EXERCISE REQUIREMENTS:
Below are some records. Say how many of their lines include the string "image", giving only the number.

-- start of LISTED ENTRIES --

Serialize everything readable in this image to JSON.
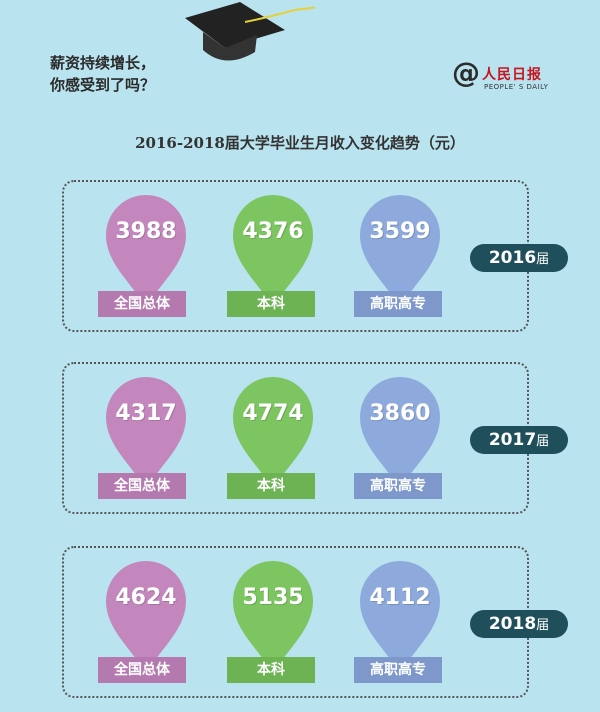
{
  "headline": {
    "line1": "薪资持续增长，",
    "line2": "你感受到了吗？"
  },
  "logo": {
    "mark": "@",
    "name": "人民日报",
    "english": "PEOPLE' S DAILY"
  },
  "chart_data": {
    "type": "table",
    "title": "2016-2018届大学毕业生月收入变化趋势（元）",
    "categories": [
      "全国总体",
      "本科",
      "高职高专"
    ],
    "series": [
      {
        "name": "2016届",
        "year": "2016",
        "suffix": "届",
        "values": [
          3988,
          4376,
          3599
        ]
      },
      {
        "name": "2017届",
        "year": "2017",
        "suffix": "届",
        "values": [
          4317,
          4774,
          3860
        ]
      },
      {
        "name": "2018届",
        "year": "2018",
        "suffix": "届",
        "values": [
          4624,
          5135,
          4112
        ]
      }
    ],
    "colors": [
      "#c387bd",
      "#7cc561",
      "#8ea9dc"
    ],
    "label_colors": [
      "#b47ab0",
      "#6db353",
      "#7e98cc"
    ]
  }
}
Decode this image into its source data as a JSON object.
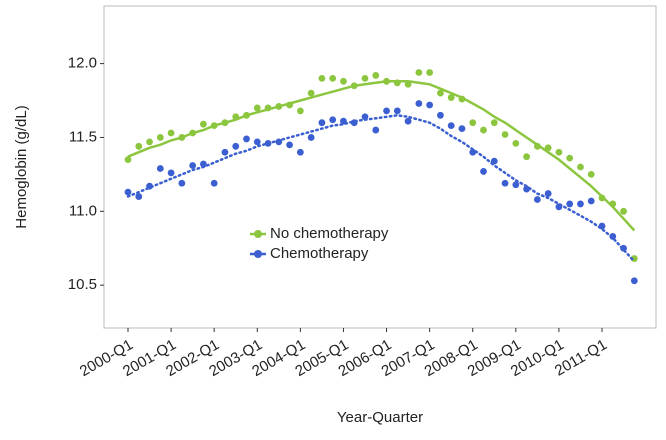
{
  "chart_data": {
    "type": "scatter",
    "x_label": "Year-Quarter",
    "y_label": "Hemoglobin (g/dL)",
    "categories": [
      "2000-Q1",
      null,
      null,
      null,
      "2001-Q1",
      null,
      null,
      null,
      "2002-Q1",
      null,
      null,
      null,
      "2003-Q1",
      null,
      null,
      null,
      "2004-Q1",
      null,
      null,
      null,
      "2005-Q1",
      null,
      null,
      null,
      "2006-Q1",
      null,
      null,
      null,
      "2007-Q1",
      null,
      null,
      null,
      "2008-Q1",
      null,
      null,
      null,
      "2009-Q1",
      null,
      null,
      null,
      "2010-Q1",
      null,
      null,
      null,
      "2011-Q1",
      null,
      null,
      null
    ],
    "series": [
      {
        "name": "No chemotherapy",
        "color": "#8cc63f",
        "line_style": "solid",
        "values": [
          11.35,
          11.44,
          11.47,
          11.5,
          11.53,
          11.5,
          11.53,
          11.59,
          11.58,
          11.6,
          11.64,
          11.65,
          11.7,
          11.7,
          11.71,
          11.72,
          11.68,
          11.8,
          11.9,
          11.9,
          11.88,
          11.85,
          11.9,
          11.92,
          11.88,
          11.87,
          11.86,
          11.94,
          11.94,
          11.8,
          11.77,
          11.76,
          11.6,
          11.55,
          11.6,
          11.52,
          11.46,
          11.37,
          11.44,
          11.43,
          11.4,
          11.36,
          11.3,
          11.25,
          11.09,
          11.05,
          11.0,
          10.68
        ],
        "fit": [
          11.37,
          11.4,
          11.43,
          11.45,
          11.48,
          11.5,
          11.53,
          11.55,
          11.58,
          11.6,
          11.62,
          11.65,
          11.67,
          11.69,
          11.71,
          11.73,
          11.75,
          11.77,
          11.79,
          11.81,
          11.83,
          11.85,
          11.86,
          11.87,
          11.88,
          11.88,
          11.88,
          11.87,
          11.86,
          11.83,
          11.8,
          11.77,
          11.73,
          11.69,
          11.64,
          11.6,
          11.55,
          11.5,
          11.45,
          11.4,
          11.35,
          11.29,
          11.23,
          11.17,
          11.1,
          11.03,
          10.95,
          10.87
        ]
      },
      {
        "name": "Chemotherapy",
        "color": "#3b5fd1",
        "line_style": "dotted",
        "values": [
          11.13,
          11.1,
          11.17,
          11.29,
          11.26,
          11.19,
          11.31,
          11.32,
          11.19,
          11.4,
          11.44,
          11.49,
          11.47,
          11.46,
          11.47,
          11.45,
          11.4,
          11.5,
          11.6,
          11.62,
          11.61,
          11.6,
          11.64,
          11.55,
          11.68,
          11.68,
          11.61,
          11.73,
          11.72,
          11.65,
          11.58,
          11.56,
          11.4,
          11.27,
          11.34,
          11.19,
          11.18,
          11.15,
          11.08,
          11.12,
          11.03,
          11.05,
          11.05,
          11.07,
          10.9,
          10.83,
          10.75,
          10.53
        ],
        "fit": [
          11.1,
          11.13,
          11.16,
          11.19,
          11.22,
          11.25,
          11.28,
          11.3,
          11.33,
          11.36,
          11.39,
          11.41,
          11.44,
          11.46,
          11.48,
          11.5,
          11.52,
          11.54,
          11.56,
          11.58,
          11.59,
          11.61,
          11.62,
          11.63,
          11.64,
          11.65,
          11.64,
          11.62,
          11.6,
          11.56,
          11.51,
          11.47,
          11.42,
          11.37,
          11.31,
          11.26,
          11.21,
          11.17,
          11.12,
          11.09,
          11.05,
          11.01,
          10.97,
          10.93,
          10.88,
          10.82,
          10.74,
          10.66
        ]
      }
    ],
    "ylim": [
      10.21,
      12.39
    ],
    "yticks": [
      10.5,
      {
        "value": 11,
        "label": "11.0"
      },
      11.5,
      {
        "value": 12,
        "label": "12.0"
      }
    ],
    "grid": false,
    "legend": "inside"
  }
}
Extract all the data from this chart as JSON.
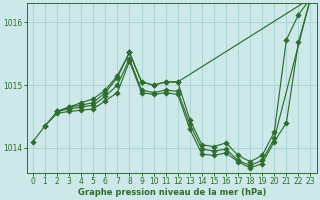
{
  "xlabel": "Graphe pression niveau de la mer (hPa)",
  "bg_color": "#cce8e8",
  "grid_color": "#aad4d4",
  "line_color": "#2d6e2d",
  "ylim": [
    1013.6,
    1016.3
  ],
  "xlim": [
    -0.5,
    23.5
  ],
  "yticks": [
    1014,
    1015,
    1016
  ],
  "xticks": [
    0,
    1,
    2,
    3,
    4,
    5,
    6,
    7,
    8,
    9,
    10,
    11,
    12,
    13,
    14,
    15,
    16,
    17,
    18,
    19,
    20,
    21,
    22,
    23
  ],
  "series": [
    {
      "x": [
        0,
        1,
        2,
        3,
        4,
        5,
        6,
        7,
        8,
        9,
        10,
        11,
        12,
        13,
        14,
        15,
        16,
        17,
        18,
        19,
        20,
        21,
        22,
        23
      ],
      "y": [
        1014.1,
        1014.35,
        1014.58,
        1014.65,
        1014.68,
        1014.72,
        1014.88,
        1015.12,
        1015.52,
        1015.05,
        1015.0,
        1015.05,
        1015.05,
        1014.45,
        1014.05,
        1014.02,
        1014.08,
        1013.88,
        1013.78,
        1013.88,
        1014.25,
        1015.72,
        1016.12,
        1016.38
      ]
    },
    {
      "x": [
        2,
        3,
        4,
        5,
        6,
        7,
        8,
        9,
        10,
        11,
        12,
        13,
        14,
        15,
        16,
        17,
        18,
        19,
        20,
        23
      ],
      "y": [
        1014.58,
        1014.62,
        1014.65,
        1014.68,
        1014.82,
        1015.0,
        1015.42,
        1014.92,
        1014.88,
        1014.92,
        1014.9,
        1014.38,
        1013.98,
        1013.95,
        1013.98,
        1013.8,
        1013.72,
        1013.8,
        1014.15,
        1016.38
      ]
    },
    {
      "x": [
        2,
        3,
        4,
        5,
        6,
        7,
        8,
        9,
        10,
        11,
        12,
        23
      ],
      "y": [
        1014.58,
        1014.65,
        1014.72,
        1014.78,
        1014.92,
        1015.15,
        1015.52,
        1015.05,
        1015.0,
        1015.05,
        1015.05,
        1016.38
      ]
    },
    {
      "x": [
        1,
        2,
        3,
        4,
        5,
        6,
        7,
        8,
        9,
        10,
        11,
        12,
        13,
        14,
        15,
        16,
        17,
        18,
        19,
        20,
        21,
        22,
        23
      ],
      "y": [
        1014.35,
        1014.55,
        1014.58,
        1014.6,
        1014.62,
        1014.75,
        1014.88,
        1015.38,
        1014.88,
        1014.85,
        1014.88,
        1014.85,
        1014.3,
        1013.9,
        1013.88,
        1013.92,
        1013.78,
        1013.68,
        1013.75,
        1014.1,
        1014.4,
        1015.68,
        1016.38
      ]
    }
  ]
}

-- end of LISTED ENTRIES --

ANSWER TO THIS TASK:
2